Begin DATA IN THIS EXERCISE

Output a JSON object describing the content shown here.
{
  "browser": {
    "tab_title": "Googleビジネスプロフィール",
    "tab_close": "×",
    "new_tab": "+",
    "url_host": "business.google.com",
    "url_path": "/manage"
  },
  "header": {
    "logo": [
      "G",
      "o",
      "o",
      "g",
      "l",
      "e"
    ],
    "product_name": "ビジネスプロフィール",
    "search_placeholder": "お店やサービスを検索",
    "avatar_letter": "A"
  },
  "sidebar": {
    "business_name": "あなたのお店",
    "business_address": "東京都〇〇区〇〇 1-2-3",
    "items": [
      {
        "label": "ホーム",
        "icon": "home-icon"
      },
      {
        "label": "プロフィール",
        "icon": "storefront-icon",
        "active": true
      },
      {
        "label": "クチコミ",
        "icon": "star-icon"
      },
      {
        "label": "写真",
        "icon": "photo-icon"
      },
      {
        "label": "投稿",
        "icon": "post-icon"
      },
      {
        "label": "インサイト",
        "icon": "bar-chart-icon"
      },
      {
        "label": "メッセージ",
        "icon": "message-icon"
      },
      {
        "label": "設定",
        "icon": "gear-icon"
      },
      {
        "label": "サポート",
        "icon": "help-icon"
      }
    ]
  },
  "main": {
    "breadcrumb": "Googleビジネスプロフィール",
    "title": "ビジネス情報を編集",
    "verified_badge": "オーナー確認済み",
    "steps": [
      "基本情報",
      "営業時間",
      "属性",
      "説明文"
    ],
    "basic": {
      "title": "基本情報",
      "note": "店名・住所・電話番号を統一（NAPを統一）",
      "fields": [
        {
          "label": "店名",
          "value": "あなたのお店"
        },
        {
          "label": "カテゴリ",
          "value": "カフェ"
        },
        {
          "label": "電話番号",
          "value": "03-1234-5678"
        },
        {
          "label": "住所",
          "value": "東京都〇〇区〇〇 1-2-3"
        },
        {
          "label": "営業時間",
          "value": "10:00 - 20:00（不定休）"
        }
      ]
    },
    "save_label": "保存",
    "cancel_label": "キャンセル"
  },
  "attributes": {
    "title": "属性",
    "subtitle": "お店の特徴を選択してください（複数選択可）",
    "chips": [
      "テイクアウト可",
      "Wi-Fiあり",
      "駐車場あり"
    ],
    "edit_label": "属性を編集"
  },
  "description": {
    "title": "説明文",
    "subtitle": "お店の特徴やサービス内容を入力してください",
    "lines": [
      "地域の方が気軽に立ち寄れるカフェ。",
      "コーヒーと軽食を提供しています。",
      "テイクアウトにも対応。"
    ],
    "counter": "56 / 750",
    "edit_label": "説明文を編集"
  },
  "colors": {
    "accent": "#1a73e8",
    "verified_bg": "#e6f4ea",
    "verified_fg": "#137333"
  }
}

End DATA IN THIS EXERCISE

Quote all the records exactly, please, leaving none out.

* EXPECTED ANSWER
Output a JSON object describing the content shown here.
{
  "browser": {
    "tab_title": "Googleビジネスプロフィール",
    "tab_close": "×",
    "new_tab": "+",
    "url_host": "business.google.com",
    "url_path": "/manage"
  },
  "header": {
    "logo": [
      "G",
      "o",
      "o",
      "g",
      "l",
      "e"
    ],
    "product_name": "ビジネスプロフィール",
    "search_placeholder": "お店やサービスを検索",
    "avatar_letter": "A"
  },
  "sidebar": {
    "business_name": "あなたのお店",
    "business_address": "東京都〇〇区〇〇 1-2-3",
    "items": [
      {
        "label": "ホーム",
        "icon": "home-icon"
      },
      {
        "label": "プロフィール",
        "icon": "storefront-icon",
        "active": true
      },
      {
        "label": "クチコミ",
        "icon": "star-icon"
      },
      {
        "label": "写真",
        "icon": "photo-icon"
      },
      {
        "label": "投稿",
        "icon": "post-icon"
      },
      {
        "label": "インサイト",
        "icon": "bar-chart-icon"
      },
      {
        "label": "メッセージ",
        "icon": "message-icon"
      },
      {
        "label": "設定",
        "icon": "gear-icon"
      },
      {
        "label": "サポート",
        "icon": "help-icon"
      }
    ]
  },
  "main": {
    "breadcrumb": "Googleビジネスプロフィール",
    "title": "ビジネス情報を編集",
    "verified_badge": "オーナー確認済み",
    "steps": [
      "基本情報",
      "営業時間",
      "属性",
      "説明文"
    ],
    "basic": {
      "title": "基本情報",
      "note": "店名・住所・電話番号を統一（NAPを統一）",
      "fields": [
        {
          "label": "店名",
          "value": "あなたのお店"
        },
        {
          "label": "カテゴリ",
          "value": "カフェ"
        },
        {
          "label": "電話番号",
          "value": "03-1234-5678"
        },
        {
          "label": "住所",
          "value": "東京都〇〇区〇〇 1-2-3"
        },
        {
          "label": "営業時間",
          "value": "10:00 - 20:00（不定休）"
        }
      ]
    },
    "save_label": "保存",
    "cancel_label": "キャンセル"
  },
  "attributes": {
    "title": "属性",
    "subtitle": "お店の特徴を選択してください（複数選択可）",
    "chips": [
      "テイクアウト可",
      "Wi-Fiあり",
      "駐車場あり"
    ],
    "edit_label": "属性を編集"
  },
  "description": {
    "title": "説明文",
    "subtitle": "お店の特徴やサービス内容を入力してください",
    "lines": [
      "地域の方が気軽に立ち寄れるカフェ。",
      "コーヒーと軽食を提供しています。",
      "テイクアウトにも対応。"
    ],
    "counter": "56 / 750",
    "edit_label": "説明文を編集"
  },
  "colors": {
    "accent": "#1a73e8",
    "verified_bg": "#e6f4ea",
    "verified_fg": "#137333"
  }
}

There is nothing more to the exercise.